• [Set exercise]: Exactly as written, retype the listing below, omitting the pictures.

[start Dataset rows]

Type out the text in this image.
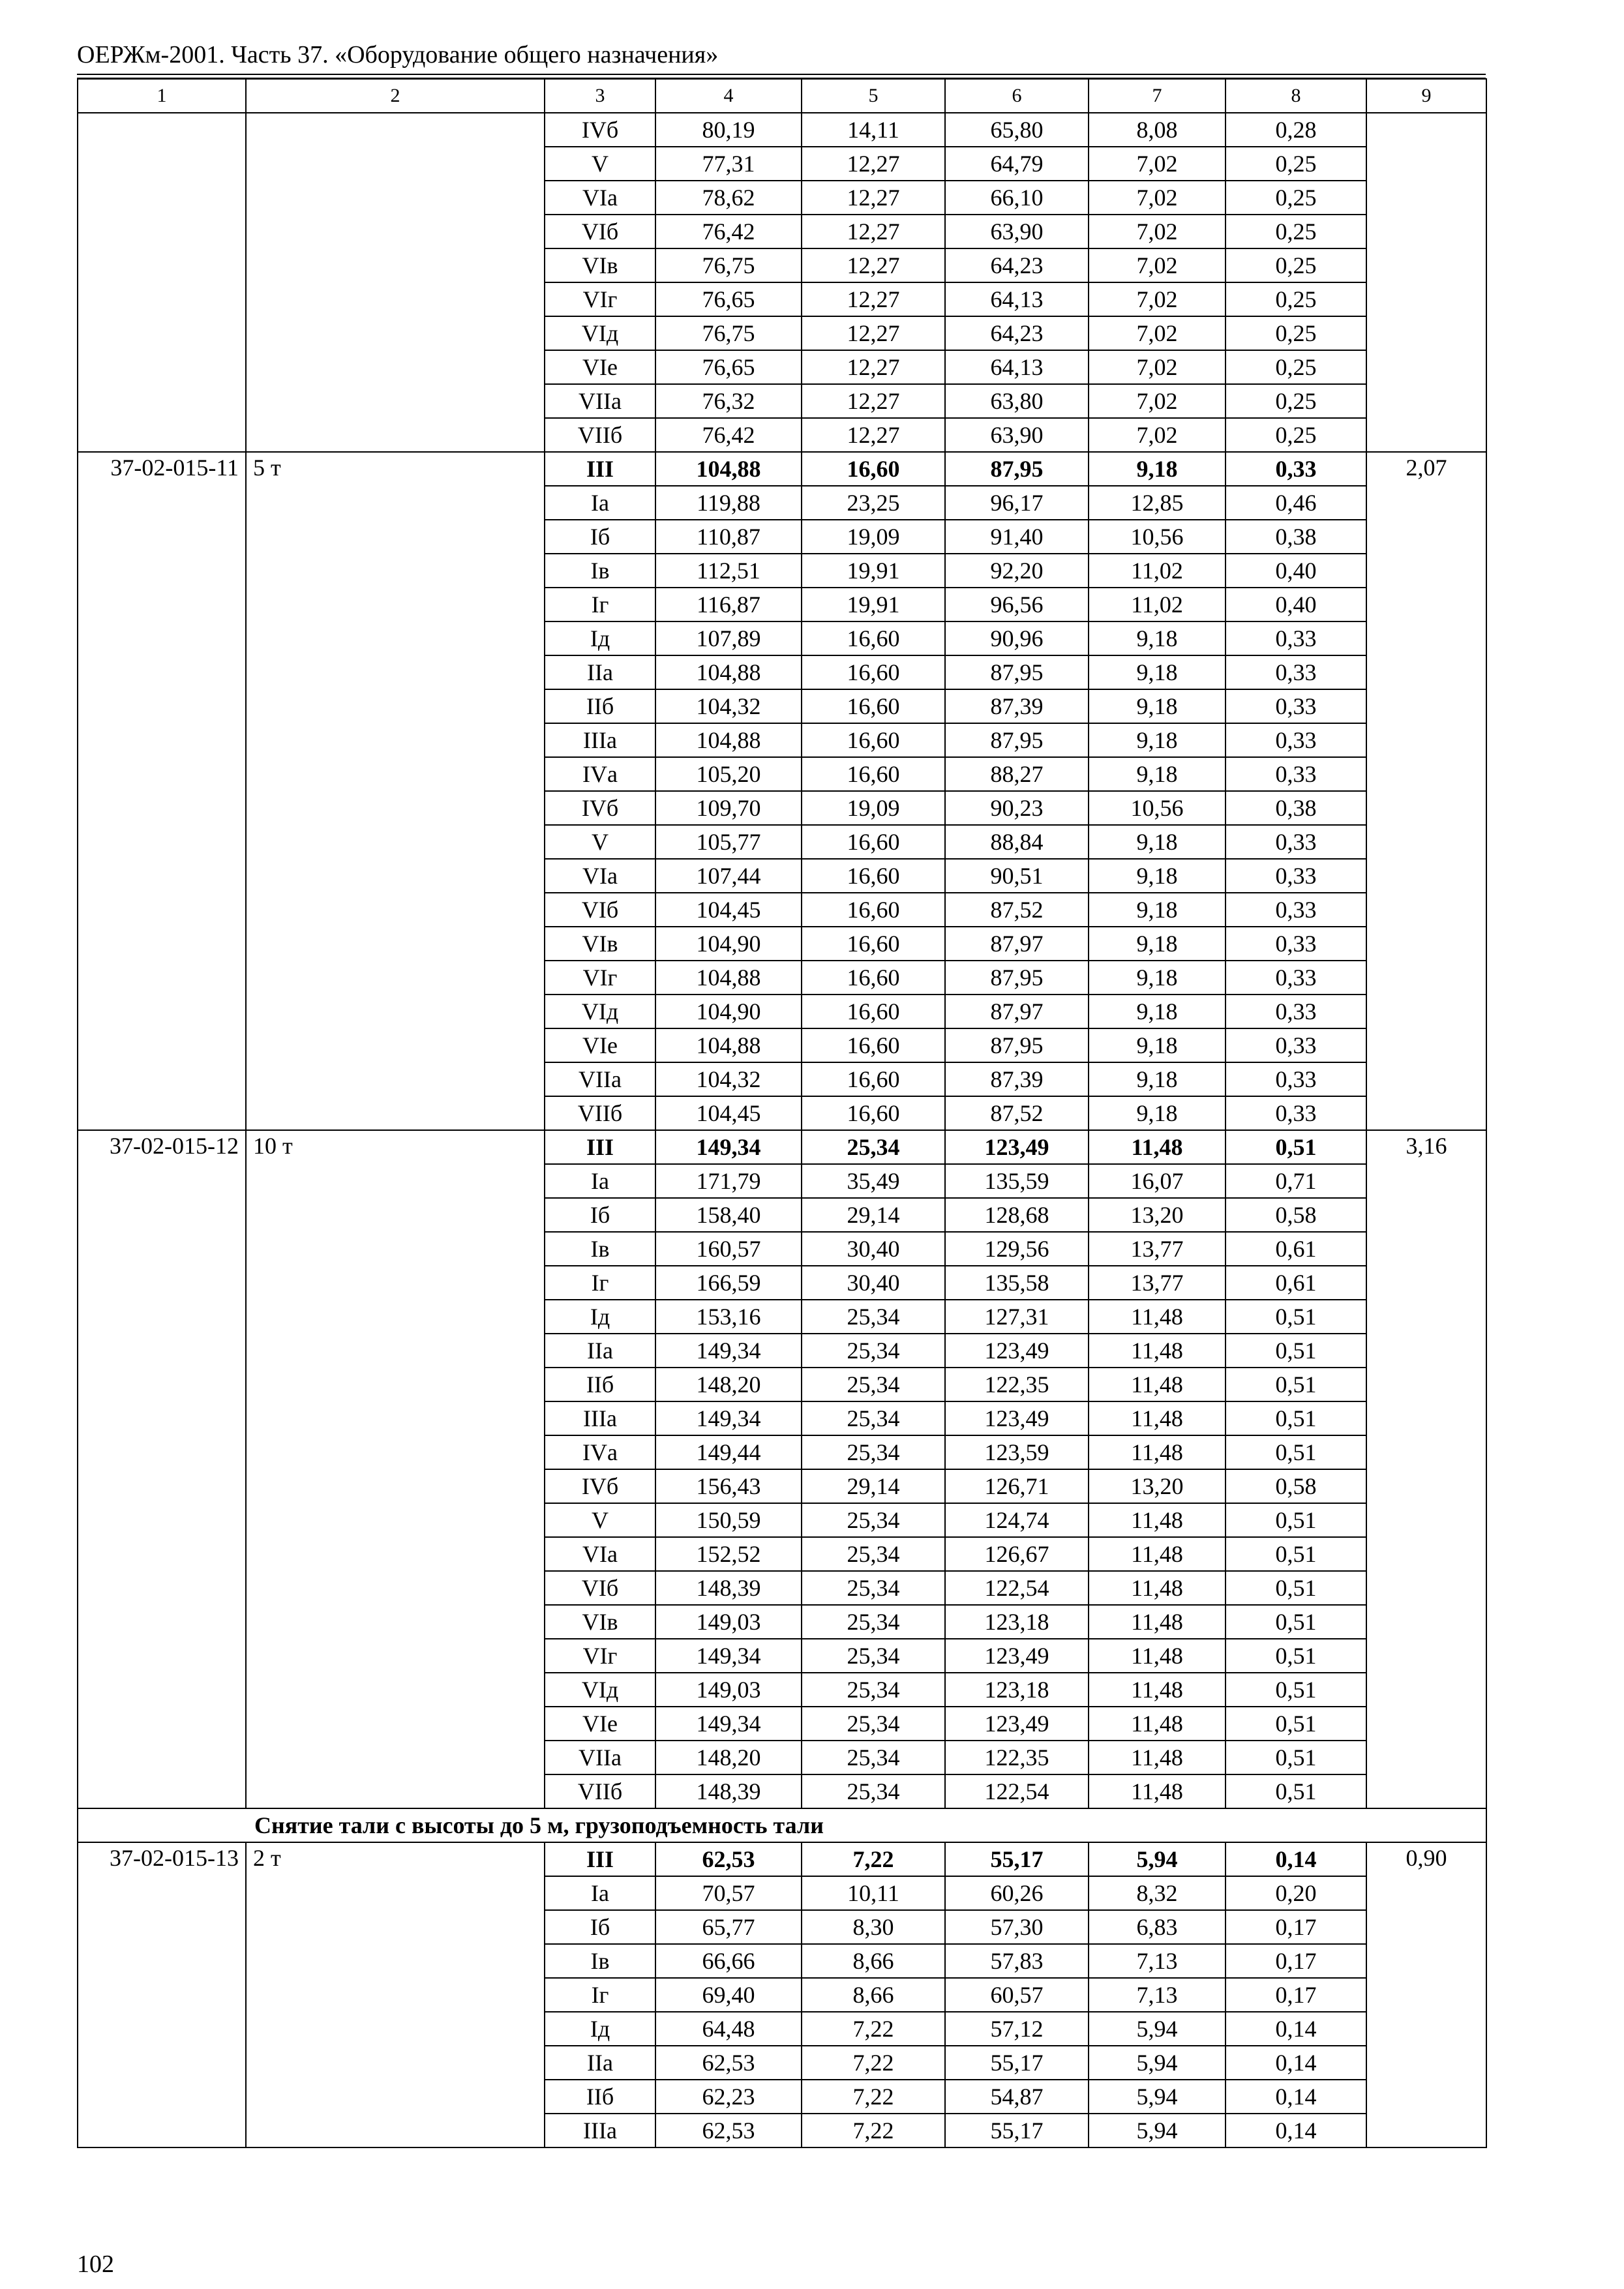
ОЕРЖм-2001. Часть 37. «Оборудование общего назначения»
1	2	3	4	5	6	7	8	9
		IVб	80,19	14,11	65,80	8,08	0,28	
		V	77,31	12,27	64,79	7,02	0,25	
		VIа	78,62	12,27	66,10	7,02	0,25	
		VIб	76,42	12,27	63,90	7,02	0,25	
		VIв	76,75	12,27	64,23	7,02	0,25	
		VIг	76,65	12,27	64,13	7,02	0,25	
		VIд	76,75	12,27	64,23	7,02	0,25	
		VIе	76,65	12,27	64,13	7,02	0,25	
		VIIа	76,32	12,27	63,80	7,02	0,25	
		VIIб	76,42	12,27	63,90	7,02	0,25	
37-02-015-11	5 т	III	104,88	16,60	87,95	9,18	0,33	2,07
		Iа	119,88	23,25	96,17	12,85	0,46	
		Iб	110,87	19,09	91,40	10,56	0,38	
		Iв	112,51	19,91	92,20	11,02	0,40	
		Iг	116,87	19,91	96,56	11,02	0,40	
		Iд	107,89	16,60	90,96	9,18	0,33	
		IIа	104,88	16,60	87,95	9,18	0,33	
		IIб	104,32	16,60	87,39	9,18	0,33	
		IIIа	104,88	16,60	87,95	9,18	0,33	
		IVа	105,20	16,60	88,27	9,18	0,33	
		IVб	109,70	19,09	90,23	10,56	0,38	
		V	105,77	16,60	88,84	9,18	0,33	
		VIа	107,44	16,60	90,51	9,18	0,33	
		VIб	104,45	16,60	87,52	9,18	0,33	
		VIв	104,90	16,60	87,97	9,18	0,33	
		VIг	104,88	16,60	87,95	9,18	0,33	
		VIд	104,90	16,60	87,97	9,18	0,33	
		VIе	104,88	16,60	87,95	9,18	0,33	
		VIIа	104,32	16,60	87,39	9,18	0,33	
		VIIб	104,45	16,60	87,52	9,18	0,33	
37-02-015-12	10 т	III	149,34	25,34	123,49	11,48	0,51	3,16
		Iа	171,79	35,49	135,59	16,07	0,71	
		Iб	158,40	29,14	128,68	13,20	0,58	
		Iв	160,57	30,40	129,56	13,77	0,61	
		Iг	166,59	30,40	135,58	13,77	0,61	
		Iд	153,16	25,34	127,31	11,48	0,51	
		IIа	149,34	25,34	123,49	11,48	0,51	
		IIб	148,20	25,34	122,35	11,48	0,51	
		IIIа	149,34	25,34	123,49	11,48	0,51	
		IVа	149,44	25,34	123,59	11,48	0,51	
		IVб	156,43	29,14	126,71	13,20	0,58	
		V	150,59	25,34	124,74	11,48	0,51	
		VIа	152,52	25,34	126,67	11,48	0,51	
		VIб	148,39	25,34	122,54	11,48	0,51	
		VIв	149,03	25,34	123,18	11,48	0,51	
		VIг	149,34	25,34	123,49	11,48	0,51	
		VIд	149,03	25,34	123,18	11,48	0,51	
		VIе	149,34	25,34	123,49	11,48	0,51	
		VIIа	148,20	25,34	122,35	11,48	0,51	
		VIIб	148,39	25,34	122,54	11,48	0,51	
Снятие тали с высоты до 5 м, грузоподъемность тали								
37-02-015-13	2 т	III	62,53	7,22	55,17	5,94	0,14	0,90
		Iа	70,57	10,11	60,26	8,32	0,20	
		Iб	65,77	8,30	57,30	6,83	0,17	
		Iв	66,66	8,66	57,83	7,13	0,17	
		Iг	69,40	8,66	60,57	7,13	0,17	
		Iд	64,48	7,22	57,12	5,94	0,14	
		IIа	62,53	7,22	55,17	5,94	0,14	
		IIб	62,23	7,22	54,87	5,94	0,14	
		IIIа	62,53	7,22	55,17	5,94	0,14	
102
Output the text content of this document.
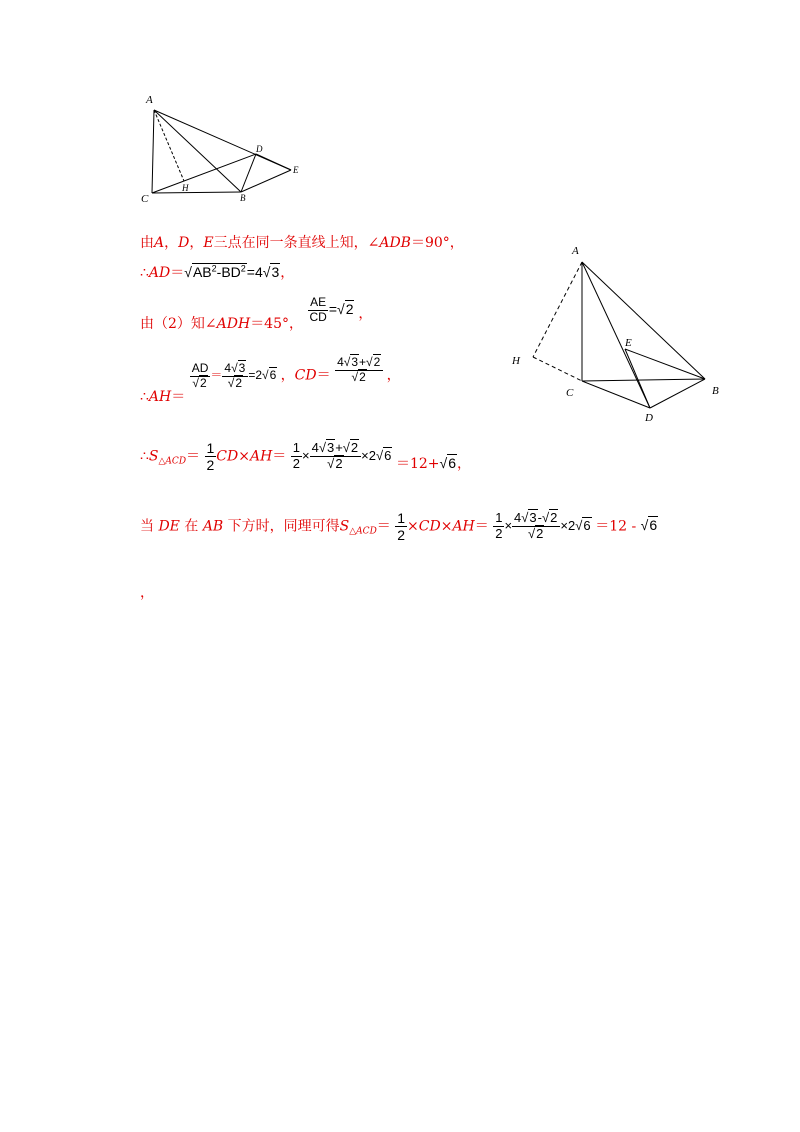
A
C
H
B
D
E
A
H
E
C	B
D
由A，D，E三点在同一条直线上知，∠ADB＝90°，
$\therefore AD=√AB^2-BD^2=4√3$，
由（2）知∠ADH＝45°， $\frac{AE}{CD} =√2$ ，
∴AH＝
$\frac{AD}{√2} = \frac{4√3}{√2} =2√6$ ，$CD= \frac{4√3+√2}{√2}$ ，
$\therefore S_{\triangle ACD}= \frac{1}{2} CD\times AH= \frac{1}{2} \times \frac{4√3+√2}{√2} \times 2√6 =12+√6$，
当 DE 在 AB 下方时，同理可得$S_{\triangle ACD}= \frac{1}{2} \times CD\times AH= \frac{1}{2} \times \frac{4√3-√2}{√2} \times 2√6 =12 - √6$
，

[end Dataset rows]

• [Full answer]:
Type out the text in this image.
ОЕРЖм-2001. Часть 37. «Оборудование общего назначения»
1	2	3	4	5	6	7	8	9
		IVб	80,19	14,11	65,80	8,08	0,28	
		V	77,31	12,27	64,79	7,02	0,25	
		VIа	78,62	12,27	66,10	7,02	0,25	
		VIб	76,42	12,27	63,90	7,02	0,25	
		VIв	76,75	12,27	64,23	7,02	0,25	
		VIг	76,65	12,27	64,13	7,02	0,25	
		VIд	76,75	12,27	64,23	7,02	0,25	
		VIе	76,65	12,27	64,13	7,02	0,25	
		VIIа	76,32	12,27	63,80	7,02	0,25	
		VIIб	76,42	12,27	63,90	7,02	0,25	
37-02-015-11	5 т	III	104,88	16,60	87,95	9,18	0,33	2,07
		Iа	119,88	23,25	96,17	12,85	0,46	
		Iб	110,87	19,09	91,40	10,56	0,38	
		Iв	112,51	19,91	92,20	11,02	0,40	
		Iг	116,87	19,91	96,56	11,02	0,40	
		Iд	107,89	16,60	90,96	9,18	0,33	
		IIа	104,88	16,60	87,95	9,18	0,33	
		IIб	104,32	16,60	87,39	9,18	0,33	
		IIIа	104,88	16,60	87,95	9,18	0,33	
		IVа	105,20	16,60	88,27	9,18	0,33	
		IVб	109,70	19,09	90,23	10,56	0,38	
		V	105,77	16,60	88,84	9,18	0,33	
		VIа	107,44	16,60	90,51	9,18	0,33	
		VIб	104,45	16,60	87,52	9,18	0,33	
		VIв	104,90	16,60	87,97	9,18	0,33	
		VIг	104,88	16,60	87,95	9,18	0,33	
		VIд	104,90	16,60	87,97	9,18	0,33	
		VIе	104,88	16,60	87,95	9,18	0,33	
		VIIа	104,32	16,60	87,39	9,18	0,33	
		VIIб	104,45	16,60	87,52	9,18	0,33	
37-02-015-12	10 т	III	149,34	25,34	123,49	11,48	0,51	3,16
		Iа	171,79	35,49	135,59	16,07	0,71	
		Iб	158,40	29,14	128,68	13,20	0,58	
		Iв	160,57	30,40	129,56	13,77	0,61	
		Iг	166,59	30,40	135,58	13,77	0,61	
		Iд	153,16	25,34	127,31	11,48	0,51	
		IIа	149,34	25,34	123,49	11,48	0,51	
		IIб	148,20	25,34	122,35	11,48	0,51	
		IIIа	149,34	25,34	123,49	11,48	0,51	
		IVа	149,44	25,34	123,59	11,48	0,51	
		IVб	156,43	29,14	126,71	13,20	0,58	
		V	150,59	25,34	124,74	11,48	0,51	
		VIа	152,52	25,34	126,67	11,48	0,51	
		VIб	148,39	25,34	122,54	11,48	0,51	
		VIв	149,03	25,34	123,18	11,48	0,51	
		VIг	149,34	25,34	123,49	11,48	0,51	
		VIд	149,03	25,34	123,18	11,48	0,51	
		VIе	149,34	25,34	123,49	11,48	0,51	
		VIIа	148,20	25,34	122,35	11,48	0,51	
		VIIб	148,39	25,34	122,54	11,48	0,51	
Снятие тали с высоты до 5 м, грузоподъемность тали								
37-02-015-13	2 т	III	62,53	7,22	55,17	5,94	0,14	0,90
		Iа	70,57	10,11	60,26	8,32	0,20	
		Iб	65,77	8,30	57,30	6,83	0,17	
		Iв	66,66	8,66	57,83	7,13	0,17	
		Iг	69,40	8,66	60,57	7,13	0,17	
		Iд	64,48	7,22	57,12	5,94	0,14	
		IIа	62,53	7,22	55,17	5,94	0,14	
		IIб	62,23	7,22	54,87	5,94	0,14	
		IIIа	62,53	7,22	55,17	5,94	0,14	
102
Output the text content of this document.
A
C
H
B
D
E
A
H
E
C	B
D
由A，D，E三点在同一条直线上知，∠ADB＝90°，
$\therefore AD=√AB^2-BD^2=4√3$，
由（2）知∠ADH＝45°， $\frac{AE}{CD} =√2$ ，
∴AH＝
$\frac{AD}{√2} = \frac{4√3}{√2} =2√6$ ，$CD= \frac{4√3+√2}{√2}$ ，
$\therefore S_{\triangle ACD}= \frac{1}{2} CD\times AH= \frac{1}{2} \times \frac{4√3+√2}{√2} \times 2√6 =12+√6$，
当 DE 在 AB 下方时，同理可得$S_{\triangle ACD}= \frac{1}{2} \times CD\times AH= \frac{1}{2} \times \frac{4√3-√2}{√2} \times 2√6 =12 - √6$
，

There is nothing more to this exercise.